TASK PROMPT: How many lines in the items contain the string "ministry"? Reply with the number only.

(Box annotation data)
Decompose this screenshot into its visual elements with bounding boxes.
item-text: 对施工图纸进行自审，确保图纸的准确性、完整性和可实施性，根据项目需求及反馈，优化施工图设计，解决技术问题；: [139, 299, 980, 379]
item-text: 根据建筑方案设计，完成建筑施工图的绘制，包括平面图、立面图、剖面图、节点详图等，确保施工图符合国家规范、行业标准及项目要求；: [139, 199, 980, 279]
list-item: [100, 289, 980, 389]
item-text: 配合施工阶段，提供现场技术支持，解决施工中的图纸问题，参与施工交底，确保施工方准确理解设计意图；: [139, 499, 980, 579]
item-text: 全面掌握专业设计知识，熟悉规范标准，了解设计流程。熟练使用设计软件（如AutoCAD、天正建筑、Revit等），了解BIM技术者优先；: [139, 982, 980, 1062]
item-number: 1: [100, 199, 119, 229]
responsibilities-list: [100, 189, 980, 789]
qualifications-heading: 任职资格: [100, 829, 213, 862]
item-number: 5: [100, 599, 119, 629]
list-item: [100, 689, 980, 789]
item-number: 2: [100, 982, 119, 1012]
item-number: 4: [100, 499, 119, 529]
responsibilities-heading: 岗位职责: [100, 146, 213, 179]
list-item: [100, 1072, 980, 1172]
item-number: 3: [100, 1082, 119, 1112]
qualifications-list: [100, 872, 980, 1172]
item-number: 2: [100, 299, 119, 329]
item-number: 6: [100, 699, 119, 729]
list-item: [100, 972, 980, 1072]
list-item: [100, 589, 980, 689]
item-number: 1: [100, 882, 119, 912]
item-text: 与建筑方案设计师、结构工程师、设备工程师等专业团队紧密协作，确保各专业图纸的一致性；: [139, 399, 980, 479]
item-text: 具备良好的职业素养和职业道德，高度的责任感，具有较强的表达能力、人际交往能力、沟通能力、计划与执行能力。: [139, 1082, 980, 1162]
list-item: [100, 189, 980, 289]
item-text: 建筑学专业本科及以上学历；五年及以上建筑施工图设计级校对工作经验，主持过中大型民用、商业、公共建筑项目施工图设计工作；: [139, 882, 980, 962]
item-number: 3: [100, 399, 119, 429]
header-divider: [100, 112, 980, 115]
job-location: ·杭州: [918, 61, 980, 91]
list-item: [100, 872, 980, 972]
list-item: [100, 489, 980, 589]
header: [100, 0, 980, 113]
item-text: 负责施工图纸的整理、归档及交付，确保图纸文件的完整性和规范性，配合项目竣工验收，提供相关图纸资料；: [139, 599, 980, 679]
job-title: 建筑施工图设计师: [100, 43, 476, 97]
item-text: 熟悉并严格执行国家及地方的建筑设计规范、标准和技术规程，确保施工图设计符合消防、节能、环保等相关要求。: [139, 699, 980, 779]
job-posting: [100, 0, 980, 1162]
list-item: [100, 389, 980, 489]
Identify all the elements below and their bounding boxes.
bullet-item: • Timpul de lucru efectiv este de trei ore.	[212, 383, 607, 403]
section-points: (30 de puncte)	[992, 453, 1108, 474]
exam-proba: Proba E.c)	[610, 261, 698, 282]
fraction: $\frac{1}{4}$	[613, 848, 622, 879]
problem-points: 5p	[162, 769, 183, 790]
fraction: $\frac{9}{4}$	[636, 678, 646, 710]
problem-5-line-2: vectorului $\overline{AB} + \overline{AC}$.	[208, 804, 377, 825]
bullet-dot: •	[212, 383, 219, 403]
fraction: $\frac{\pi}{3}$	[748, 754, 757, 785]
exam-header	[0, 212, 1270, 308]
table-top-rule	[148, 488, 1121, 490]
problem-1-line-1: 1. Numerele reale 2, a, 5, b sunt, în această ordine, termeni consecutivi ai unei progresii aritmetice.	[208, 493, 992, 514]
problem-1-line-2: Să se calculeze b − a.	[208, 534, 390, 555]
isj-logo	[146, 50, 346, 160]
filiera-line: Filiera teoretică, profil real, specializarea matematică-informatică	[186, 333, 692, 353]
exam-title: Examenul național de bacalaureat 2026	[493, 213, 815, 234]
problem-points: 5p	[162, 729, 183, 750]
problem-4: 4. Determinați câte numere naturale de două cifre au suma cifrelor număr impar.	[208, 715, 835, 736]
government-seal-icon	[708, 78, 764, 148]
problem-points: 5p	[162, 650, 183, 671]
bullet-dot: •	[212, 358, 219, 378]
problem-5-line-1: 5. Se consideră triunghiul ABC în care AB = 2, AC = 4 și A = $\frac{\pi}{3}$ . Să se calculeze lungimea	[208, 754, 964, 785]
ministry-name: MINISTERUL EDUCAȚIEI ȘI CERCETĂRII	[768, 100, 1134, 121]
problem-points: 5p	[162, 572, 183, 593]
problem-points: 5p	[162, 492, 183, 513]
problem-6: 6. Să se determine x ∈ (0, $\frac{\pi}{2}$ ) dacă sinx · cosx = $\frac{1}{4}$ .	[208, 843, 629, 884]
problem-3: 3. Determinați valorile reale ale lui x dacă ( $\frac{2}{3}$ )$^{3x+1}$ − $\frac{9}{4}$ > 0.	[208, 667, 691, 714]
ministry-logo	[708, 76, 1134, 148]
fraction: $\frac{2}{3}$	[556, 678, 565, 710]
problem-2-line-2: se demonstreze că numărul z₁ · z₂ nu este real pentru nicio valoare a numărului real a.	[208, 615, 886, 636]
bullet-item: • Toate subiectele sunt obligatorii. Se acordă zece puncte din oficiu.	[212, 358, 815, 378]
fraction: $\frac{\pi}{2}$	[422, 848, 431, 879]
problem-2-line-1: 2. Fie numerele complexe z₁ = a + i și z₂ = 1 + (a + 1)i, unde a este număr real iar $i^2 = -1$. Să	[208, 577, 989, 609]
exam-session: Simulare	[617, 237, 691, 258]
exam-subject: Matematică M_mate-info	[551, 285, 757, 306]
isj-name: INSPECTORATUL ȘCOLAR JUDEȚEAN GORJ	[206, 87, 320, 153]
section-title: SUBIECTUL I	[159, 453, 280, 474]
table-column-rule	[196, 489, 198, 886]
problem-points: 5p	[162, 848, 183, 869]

WRITTEN RESPONSE: 2